→ **Given instruction**:
List all lines of the data containing the word "Cboe".

** begin Exercise input **

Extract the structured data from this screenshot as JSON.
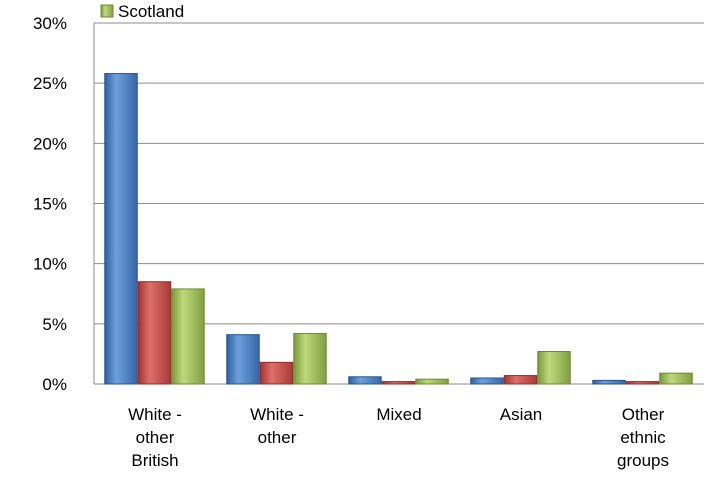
{
  "chart_data": {
    "type": "bar",
    "categories": [
      [
        "White -",
        "other",
        "British"
      ],
      [
        "White -",
        "other"
      ],
      [
        "Mixed"
      ],
      [
        "Asian"
      ],
      [
        "Other",
        "ethnic",
        "groups"
      ]
    ],
    "series": [
      {
        "color": "#4F81BD",
        "values": [
          25.8,
          4.1,
          0.6,
          0.5,
          0.3
        ]
      },
      {
        "color": "#C0504D",
        "values": [
          8.5,
          1.8,
          0.2,
          0.7,
          0.2
        ]
      },
      {
        "name": "Scotland",
        "color": "#9BBB59",
        "values": [
          7.9,
          4.2,
          0.4,
          2.7,
          0.9
        ]
      }
    ],
    "yticks": [
      "0%",
      "5%",
      "10%",
      "15%",
      "20%",
      "25%",
      "30%"
    ],
    "ylim": [
      0,
      30
    ],
    "grid": true,
    "legend_position": "top"
  }
}
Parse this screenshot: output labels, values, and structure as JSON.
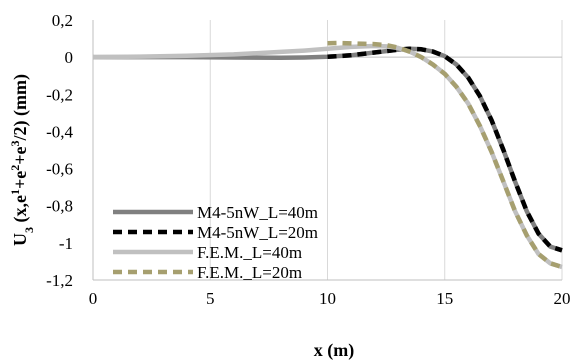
{
  "chart_data": {
    "type": "line",
    "xlabel": "x (m)",
    "ylabel_parts": {
      "U": "U",
      "sub3": "3",
      "open": " (x,e",
      "sup1": "1",
      "plus1": "+e",
      "sup2": "2",
      "plus2": "+e",
      "sup3": "3",
      "close": "/2) (mm)"
    },
    "xlim": [
      0,
      20
    ],
    "ylim": [
      -1.2,
      0.2
    ],
    "grid": "vertical",
    "legend_position": "bottom-left",
    "x_ticks": [
      {
        "value": 0,
        "label": "0"
      },
      {
        "value": 5,
        "label": "5"
      },
      {
        "value": 10,
        "label": "10"
      },
      {
        "value": 15,
        "label": "15"
      },
      {
        "value": 20,
        "label": "20"
      }
    ],
    "y_ticks": [
      {
        "value": 0.2,
        "label": "0,2"
      },
      {
        "value": 0,
        "label": "0"
      },
      {
        "value": -0.2,
        "label": "-0,2"
      },
      {
        "value": -0.4,
        "label": "-0,4"
      },
      {
        "value": -0.6,
        "label": "-0,6"
      },
      {
        "value": -0.8,
        "label": "-0,8"
      },
      {
        "value": -1.0,
        "label": "-1"
      },
      {
        "value": -1.2,
        "label": "-1,2"
      }
    ],
    "series": [
      {
        "name": "M4-5nW_L=40m",
        "color": "#808080",
        "dash": "solid",
        "x": [
          0,
          2,
          4,
          6,
          8,
          9,
          10,
          11,
          12,
          13,
          13.5,
          14,
          14.5,
          15,
          15.5,
          16,
          16.5,
          17,
          17.5,
          18,
          18.5,
          19,
          19.5,
          20
        ],
        "y": [
          0,
          0,
          0,
          -0.002,
          -0.003,
          -0.002,
          0.002,
          0.01,
          0.025,
          0.04,
          0.045,
          0.042,
          0.03,
          0.005,
          -0.04,
          -0.11,
          -0.21,
          -0.34,
          -0.5,
          -0.67,
          -0.83,
          -0.95,
          -1.02,
          -1.04
        ]
      },
      {
        "name": "M4-5nW_L=20m",
        "color": "#000000",
        "dash": "dashed",
        "x": [
          10,
          11,
          12,
          13,
          13.5,
          14,
          14.5,
          15,
          15.5,
          16,
          16.5,
          17,
          17.5,
          18,
          18.5,
          19,
          19.5,
          20
        ],
        "y": [
          0.002,
          0.01,
          0.025,
          0.04,
          0.045,
          0.042,
          0.03,
          0.005,
          -0.04,
          -0.11,
          -0.21,
          -0.34,
          -0.5,
          -0.67,
          -0.83,
          -0.95,
          -1.02,
          -1.04
        ]
      },
      {
        "name": "F.E.M._L=40m",
        "color": "#c0c0c0",
        "dash": "solid",
        "x": [
          0,
          2,
          4,
          6,
          8,
          9,
          10,
          11,
          12,
          12.5,
          13,
          13.5,
          14,
          14.5,
          15,
          15.5,
          16,
          16.5,
          17,
          17.5,
          18,
          18.5,
          19,
          19.5,
          20
        ],
        "y": [
          0,
          0.003,
          0.008,
          0.015,
          0.028,
          0.035,
          0.045,
          0.055,
          0.06,
          0.058,
          0.05,
          0.03,
          0.0,
          -0.04,
          -0.09,
          -0.16,
          -0.25,
          -0.37,
          -0.51,
          -0.67,
          -0.83,
          -0.96,
          -1.06,
          -1.11,
          -1.13
        ]
      },
      {
        "name": "F.E.M._L=20m",
        "color": "#a69f6f",
        "dash": "dashed",
        "x": [
          10,
          10.5,
          11,
          11.5,
          12,
          12.5,
          13,
          13.5,
          14,
          14.5,
          15,
          15.5,
          16,
          16.5,
          17,
          17.5,
          18,
          18.5,
          19,
          19.5,
          20
        ],
        "y": [
          0.075,
          0.076,
          0.074,
          0.072,
          0.07,
          0.065,
          0.052,
          0.03,
          0.0,
          -0.04,
          -0.09,
          -0.16,
          -0.25,
          -0.37,
          -0.51,
          -0.67,
          -0.83,
          -0.96,
          -1.06,
          -1.11,
          -1.13
        ]
      }
    ]
  }
}
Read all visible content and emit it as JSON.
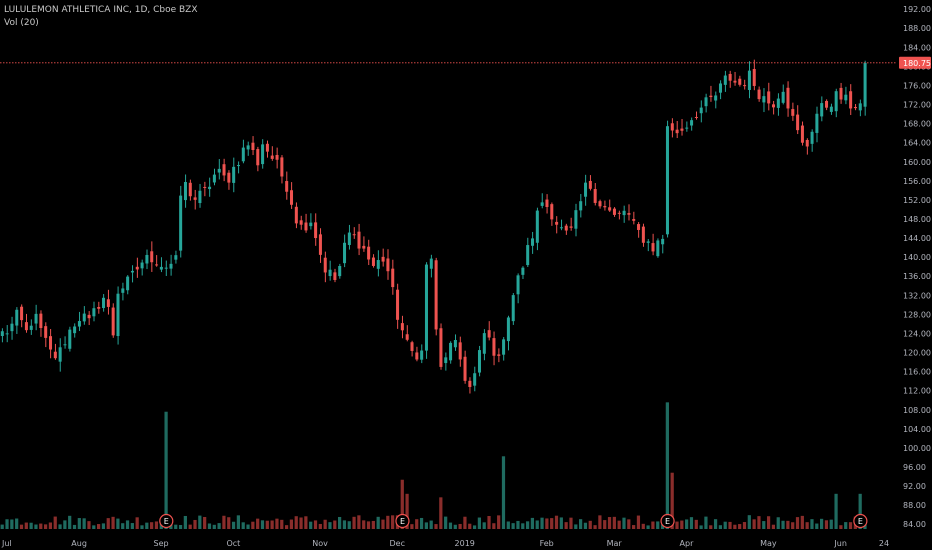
{
  "legend": {
    "symbol_line": "LULULEMON ATHLETICA INC, 1D, Cboe BZX",
    "volume_line": "Vol (20)"
  },
  "colors": {
    "background": "#000000",
    "up": "#26a69a",
    "down": "#ef5350",
    "up_volume": "#1f6b60",
    "down_volume": "#8a2d2b",
    "last_price_line": "#ef5350",
    "last_price_tag_bg": "#ef5350",
    "axis_text": "#b2b5be",
    "earnings_marker": "#ef5350"
  },
  "chart_data": {
    "type": "candlestick",
    "title": "LULULEMON ATHLETICA INC, 1D, Cboe BZX",
    "indicators": [
      "Vol (20)"
    ],
    "last_price": 180.75,
    "last_price_label": "180.75",
    "price_axis_ticks": [
      "84.00",
      "88.00",
      "92.00",
      "96.00",
      "100.00",
      "104.00",
      "108.00",
      "112.00",
      "116.00",
      "120.00",
      "124.00",
      "128.00",
      "132.00",
      "136.00",
      "140.00",
      "144.00",
      "148.00",
      "152.00",
      "156.00",
      "160.00",
      "164.00",
      "168.00",
      "172.00",
      "176.00",
      "180.00",
      "184.00",
      "188.00",
      "192.00"
    ],
    "ylim": [
      83,
      193.5
    ],
    "time_axis_labels": [
      "Jul",
      "Aug",
      "Sep",
      "Oct",
      "Nov",
      "Dec",
      "2019",
      "Feb",
      "Mar",
      "Apr",
      "May",
      "Jun",
      "24"
    ],
    "earnings_marker_label": "E",
    "grid": false,
    "segments": [
      {
        "from": 0,
        "to": 24,
        "open": 124,
        "close": 124,
        "points": [
          125,
          128,
          124,
          128,
          124,
          120,
          119,
          123,
          126,
          128,
          126,
          130,
          132
        ]
      },
      {
        "from": 24,
        "to": 37,
        "open": 133,
        "close": 139,
        "points": [
          135,
          139,
          140,
          138
        ]
      },
      {
        "from": 37,
        "to": 38,
        "open": 153,
        "close": 153,
        "points": []
      },
      {
        "from": 38,
        "to": 54,
        "open": 155,
        "close": 160,
        "points": [
          152,
          154,
          158,
          156,
          160,
          164
        ]
      },
      {
        "from": 54,
        "to": 88,
        "open": 164,
        "close": 120,
        "points": [
          160,
          155,
          146,
          148,
          138,
          135,
          145,
          143,
          138,
          140,
          128,
          120
        ]
      },
      {
        "from": 88,
        "to": 89,
        "open": 138,
        "close": 138,
        "points": []
      },
      {
        "from": 89,
        "to": 104,
        "open": 140,
        "close": 118,
        "points": [
          115,
          120,
          122,
          118,
          112,
          116,
          124,
          122
        ]
      },
      {
        "from": 104,
        "to": 138,
        "open": 124,
        "close": 144,
        "points": [
          132,
          138,
          144,
          152,
          150,
          146,
          144,
          150,
          156,
          152,
          150,
          148,
          150,
          146,
          144,
          142
        ]
      },
      {
        "from": 138,
        "to": 139,
        "open": 168,
        "close": 168,
        "points": []
      },
      {
        "from": 139,
        "to": 179,
        "open": 166,
        "close": 172,
        "points": [
          167,
          170,
          172,
          174,
          178,
          176,
          178,
          174,
          172,
          176,
          168,
          162,
          170,
          172,
          174,
          172
        ]
      },
      {
        "from": 179,
        "to": 180,
        "open": 179,
        "close": 181,
        "points": []
      }
    ],
    "segment_vol_seed": 7,
    "volumes": {
      "spikes": {
        "34": 100,
        "83": 42,
        "84": 30,
        "91": 27,
        "104": 62,
        "138": 108,
        "139": 48,
        "173": 30,
        "178": 30
      },
      "base_min": 3,
      "base_max": 12
    },
    "earnings_positions": [
      34,
      83,
      138,
      178
    ]
  }
}
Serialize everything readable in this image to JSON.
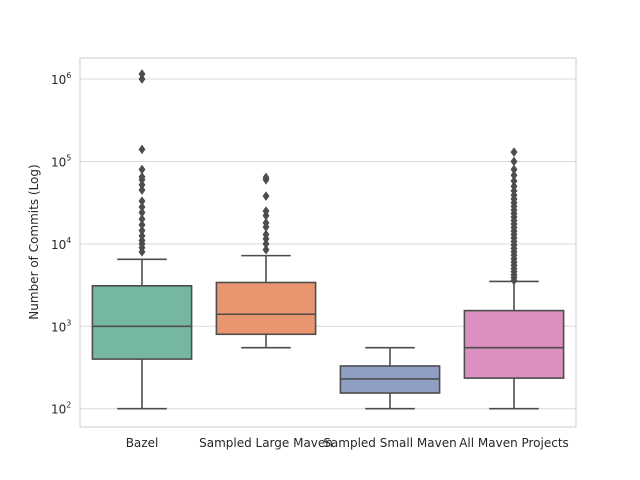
{
  "chart_data": {
    "type": "box",
    "title": "",
    "xlabel": "",
    "ylabel": "Number of Commits (Log)",
    "yscale": "log",
    "ylim": [
      60,
      1800000
    ],
    "y_ticks": [
      {
        "value": 100,
        "base": "10",
        "exp": "2"
      },
      {
        "value": 1000,
        "base": "10",
        "exp": "3"
      },
      {
        "value": 10000,
        "base": "10",
        "exp": "4"
      },
      {
        "value": 100000,
        "base": "10",
        "exp": "5"
      },
      {
        "value": 1000000,
        "base": "10",
        "exp": "6"
      }
    ],
    "grid": true,
    "colors": {
      "Bazel": "#76b7a0",
      "Sampled Large Maven": "#e9956f",
      "Sampled Small Maven": "#8f9fc4",
      "All Maven Projects": "#dc90c0",
      "line": "#4d4d4d",
      "grid": "#d9d9d9",
      "frame": "#cccccc"
    },
    "categories": [
      "Bazel",
      "Sampled Large Maven",
      "Sampled Small Maven",
      "All Maven Projects"
    ],
    "boxes": [
      {
        "category": "Bazel",
        "whisker_low": 100,
        "q1": 400,
        "median": 1000,
        "q3": 3100,
        "whisker_high": 6500,
        "outliers": [
          8000,
          9000,
          10000,
          11000,
          12500,
          14500,
          17000,
          20000,
          24000,
          28000,
          33000,
          45000,
          52000,
          60000,
          65000,
          80000,
          140000,
          1000000,
          1150000
        ]
      },
      {
        "category": "Sampled Large Maven",
        "whisker_low": 550,
        "q1": 800,
        "median": 1400,
        "q3": 3400,
        "whisker_high": 7200,
        "outliers": [
          8500,
          10000,
          11500,
          13000,
          16000,
          18000,
          22000,
          25000,
          38000,
          60000,
          64000
        ]
      },
      {
        "category": "Sampled Small Maven",
        "whisker_low": 100,
        "q1": 155,
        "median": 230,
        "q3": 330,
        "whisker_high": 550,
        "outliers": []
      },
      {
        "category": "All Maven Projects",
        "whisker_low": 100,
        "q1": 235,
        "median": 550,
        "q3": 1550,
        "whisker_high": 3500,
        "outliers": [
          3600,
          3900,
          4200,
          4600,
          5000,
          5500,
          6000,
          6600,
          7300,
          8000,
          8800,
          9700,
          10700,
          11800,
          13000,
          14300,
          15800,
          17400,
          19200,
          21200,
          23400,
          25800,
          28500,
          31500,
          35000,
          39000,
          44000,
          50000,
          58000,
          68000,
          80000,
          100000,
          130000
        ]
      }
    ]
  }
}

** end Exercise input **

→ **Full answer**:
    "symbol_line": "LULULEMON ATHLETICA INC, 1D, Cboe BZX",
    "title": "LULULEMON ATHLETICA INC, 1D, Cboe BZX",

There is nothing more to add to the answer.